> **Exercise goal**: All of the data below must be repeated exactly.
╔══
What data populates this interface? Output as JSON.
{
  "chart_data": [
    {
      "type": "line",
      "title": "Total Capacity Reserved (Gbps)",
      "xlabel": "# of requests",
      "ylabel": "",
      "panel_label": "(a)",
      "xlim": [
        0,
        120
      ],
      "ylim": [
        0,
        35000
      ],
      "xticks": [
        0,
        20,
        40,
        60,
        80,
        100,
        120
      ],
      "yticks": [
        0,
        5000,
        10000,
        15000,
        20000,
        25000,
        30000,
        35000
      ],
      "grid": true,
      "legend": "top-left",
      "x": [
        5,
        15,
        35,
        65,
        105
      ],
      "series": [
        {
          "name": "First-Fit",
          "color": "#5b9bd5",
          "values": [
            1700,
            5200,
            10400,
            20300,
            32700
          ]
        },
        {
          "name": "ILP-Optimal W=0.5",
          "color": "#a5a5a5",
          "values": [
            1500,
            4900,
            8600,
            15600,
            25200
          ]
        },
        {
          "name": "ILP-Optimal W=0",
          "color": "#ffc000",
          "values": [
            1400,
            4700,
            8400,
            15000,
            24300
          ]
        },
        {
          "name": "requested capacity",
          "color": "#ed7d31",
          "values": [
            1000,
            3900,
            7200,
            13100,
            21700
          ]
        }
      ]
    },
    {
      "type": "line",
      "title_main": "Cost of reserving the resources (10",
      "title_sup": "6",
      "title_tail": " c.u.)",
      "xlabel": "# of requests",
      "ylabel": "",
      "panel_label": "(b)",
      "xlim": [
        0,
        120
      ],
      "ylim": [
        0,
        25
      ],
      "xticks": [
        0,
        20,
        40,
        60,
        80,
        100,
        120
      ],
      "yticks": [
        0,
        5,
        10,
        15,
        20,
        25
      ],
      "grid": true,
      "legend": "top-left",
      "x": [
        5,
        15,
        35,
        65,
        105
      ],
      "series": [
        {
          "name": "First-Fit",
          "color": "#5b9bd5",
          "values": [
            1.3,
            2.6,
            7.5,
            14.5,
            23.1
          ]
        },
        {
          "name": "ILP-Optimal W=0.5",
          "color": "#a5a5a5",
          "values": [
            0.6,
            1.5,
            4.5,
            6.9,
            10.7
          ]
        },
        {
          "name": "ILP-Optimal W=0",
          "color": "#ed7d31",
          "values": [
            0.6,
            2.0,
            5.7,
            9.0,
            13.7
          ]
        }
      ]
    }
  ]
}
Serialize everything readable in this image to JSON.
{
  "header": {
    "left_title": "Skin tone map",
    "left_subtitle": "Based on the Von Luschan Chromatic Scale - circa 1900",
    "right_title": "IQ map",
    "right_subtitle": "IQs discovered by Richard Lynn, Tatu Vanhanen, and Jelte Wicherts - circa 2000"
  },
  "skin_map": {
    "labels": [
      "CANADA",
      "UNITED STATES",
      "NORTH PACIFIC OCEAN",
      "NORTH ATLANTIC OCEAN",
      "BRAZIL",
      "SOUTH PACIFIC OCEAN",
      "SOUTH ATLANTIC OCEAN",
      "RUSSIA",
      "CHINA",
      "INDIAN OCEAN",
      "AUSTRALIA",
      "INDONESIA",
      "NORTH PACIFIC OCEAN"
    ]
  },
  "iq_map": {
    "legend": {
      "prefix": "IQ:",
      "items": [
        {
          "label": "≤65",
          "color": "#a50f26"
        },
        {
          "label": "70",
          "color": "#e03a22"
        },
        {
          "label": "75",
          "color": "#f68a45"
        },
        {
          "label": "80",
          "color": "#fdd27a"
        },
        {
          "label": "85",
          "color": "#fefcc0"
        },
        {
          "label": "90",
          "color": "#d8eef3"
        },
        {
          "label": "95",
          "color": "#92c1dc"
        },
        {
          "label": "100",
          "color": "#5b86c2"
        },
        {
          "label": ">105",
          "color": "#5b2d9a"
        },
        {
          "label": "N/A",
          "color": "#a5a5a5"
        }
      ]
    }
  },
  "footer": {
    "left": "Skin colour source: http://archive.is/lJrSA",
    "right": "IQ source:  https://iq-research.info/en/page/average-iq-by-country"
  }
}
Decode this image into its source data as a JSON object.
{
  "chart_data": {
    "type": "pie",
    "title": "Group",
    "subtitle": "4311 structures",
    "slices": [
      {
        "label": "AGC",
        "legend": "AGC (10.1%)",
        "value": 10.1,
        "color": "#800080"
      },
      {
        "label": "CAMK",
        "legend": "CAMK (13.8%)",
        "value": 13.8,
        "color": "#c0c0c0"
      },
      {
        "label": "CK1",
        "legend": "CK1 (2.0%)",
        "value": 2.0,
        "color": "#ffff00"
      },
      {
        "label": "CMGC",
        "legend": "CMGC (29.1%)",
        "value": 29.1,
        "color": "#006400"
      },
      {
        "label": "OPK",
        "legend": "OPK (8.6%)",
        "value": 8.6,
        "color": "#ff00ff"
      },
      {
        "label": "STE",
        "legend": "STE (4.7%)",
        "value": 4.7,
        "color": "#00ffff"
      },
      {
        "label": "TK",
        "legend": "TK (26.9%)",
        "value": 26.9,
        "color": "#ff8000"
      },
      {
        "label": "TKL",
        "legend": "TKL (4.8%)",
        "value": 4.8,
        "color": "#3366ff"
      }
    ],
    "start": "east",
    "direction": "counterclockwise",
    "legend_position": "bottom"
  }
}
╚══
> **Answer for the task**:
What data populates this interface? Output as JSON.
{
  "chart_data": [
    {
      "type": "line",
      "title": "Total Capacity Reserved (Gbps)",
      "xlabel": "# of requests",
      "ylabel": "",
      "panel_label": "(a)",
      "xlim": [
        0,
        120
      ],
      "ylim": [
        0,
        35000
      ],
      "xticks": [
        0,
        20,
        40,
        60,
        80,
        100,
        120
      ],
      "yticks": [
        0,
        5000,
        10000,
        15000,
        20000,
        25000,
        30000,
        35000
      ],
      "grid": true,
      "legend": "top-left",
      "x": [
        5,
        15,
        35,
        65,
        105
      ],
      "series": [
        {
          "name": "First-Fit",
          "color": "#5b9bd5",
          "values": [
            1700,
            5200,
            10400,
            20300,
            32700
          ]
        },
        {
          "name": "ILP-Optimal W=0.5",
          "color": "#a5a5a5",
          "values": [
            1500,
            4900,
            8600,
            15600,
            25200
          ]
        },
        {
          "name": "ILP-Optimal W=0",
          "color": "#ffc000",
          "values": [
            1400,
            4700,
            8400,
            15000,
            24300
          ]
        },
        {
          "name": "requested capacity",
          "color": "#ed7d31",
          "values": [
            1000,
            3900,
            7200,
            13100,
            21700
          ]
        }
      ]
    },
    {
      "type": "line",
      "title_main": "Cost of reserving the resources (10",
      "title_sup": "6",
      "title_tail": " c.u.)",
      "xlabel": "# of requests",
      "ylabel": "",
      "panel_label": "(b)",
      "xlim": [
        0,
        120
      ],
      "ylim": [
        0,
        25
      ],
      "xticks": [
        0,
        20,
        40,
        60,
        80,
        100,
        120
      ],
      "yticks": [
        0,
        5,
        10,
        15,
        20,
        25
      ],
      "grid": true,
      "legend": "top-left",
      "x": [
        5,
        15,
        35,
        65,
        105
      ],
      "series": [
        {
          "name": "First-Fit",
          "color": "#5b9bd5",
          "values": [
            1.3,
            2.6,
            7.5,
            14.5,
            23.1
          ]
        },
        {
          "name": "ILP-Optimal W=0.5",
          "color": "#a5a5a5",
          "values": [
            0.6,
            1.5,
            4.5,
            6.9,
            10.7
          ]
        },
        {
          "name": "ILP-Optimal W=0",
          "color": "#ed7d31",
          "values": [
            0.6,
            2.0,
            5.7,
            9.0,
            13.7
          ]
        }
      ]
    }
  ]
}
Serialize everything readable in this image to JSON.
{
  "header": {
    "left_title": "Skin tone map",
    "left_subtitle": "Based on the Von Luschan Chromatic Scale - circa 1900",
    "right_title": "IQ map",
    "right_subtitle": "IQs discovered by Richard Lynn, Tatu Vanhanen, and Jelte Wicherts - circa 2000"
  },
  "skin_map": {
    "labels": [
      "CANADA",
      "UNITED STATES",
      "NORTH PACIFIC OCEAN",
      "NORTH ATLANTIC OCEAN",
      "BRAZIL",
      "SOUTH PACIFIC OCEAN",
      "SOUTH ATLANTIC OCEAN",
      "RUSSIA",
      "CHINA",
      "INDIAN OCEAN",
      "AUSTRALIA",
      "INDONESIA",
      "NORTH PACIFIC OCEAN"
    ]
  },
  "iq_map": {
    "legend": {
      "prefix": "IQ:",
      "items": [
        {
          "label": "≤65",
          "color": "#a50f26"
        },
        {
          "label": "70",
          "color": "#e03a22"
        },
        {
          "label": "75",
          "color": "#f68a45"
        },
        {
          "label": "80",
          "color": "#fdd27a"
        },
        {
          "label": "85",
          "color": "#fefcc0"
        },
        {
          "label": "90",
          "color": "#d8eef3"
        },
        {
          "label": "95",
          "color": "#92c1dc"
        },
        {
          "label": "100",
          "color": "#5b86c2"
        },
        {
          "label": ">105",
          "color": "#5b2d9a"
        },
        {
          "label": "N/A",
          "color": "#a5a5a5"
        }
      ]
    }
  },
  "footer": {
    "left": "Skin colour source: http://archive.is/lJrSA",
    "right": "IQ source:  https://iq-research.info/en/page/average-iq-by-country"
  }
}
Decode this image into its source data as a JSON object.
{
  "chart_data": {
    "type": "pie",
    "title": "Group",
    "subtitle": "4311 structures",
    "slices": [
      {
        "label": "AGC",
        "legend": "AGC (10.1%)",
        "value": 10.1,
        "color": "#800080"
      },
      {
        "label": "CAMK",
        "legend": "CAMK (13.8%)",
        "value": 13.8,
        "color": "#c0c0c0"
      },
      {
        "label": "CK1",
        "legend": "CK1 (2.0%)",
        "value": 2.0,
        "color": "#ffff00"
      },
      {
        "label": "CMGC",
        "legend": "CMGC (29.1%)",
        "value": 29.1,
        "color": "#006400"
      },
      {
        "label": "OPK",
        "legend": "OPK (8.6%)",
        "value": 8.6,
        "color": "#ff00ff"
      },
      {
        "label": "STE",
        "legend": "STE (4.7%)",
        "value": 4.7,
        "color": "#00ffff"
      },
      {
        "label": "TK",
        "legend": "TK (26.9%)",
        "value": 26.9,
        "color": "#ff8000"
      },
      {
        "label": "TKL",
        "legend": "TKL (4.8%)",
        "value": 4.8,
        "color": "#3366ff"
      }
    ],
    "start": "east",
    "direction": "counterclockwise",
    "legend_position": "bottom"
  }
}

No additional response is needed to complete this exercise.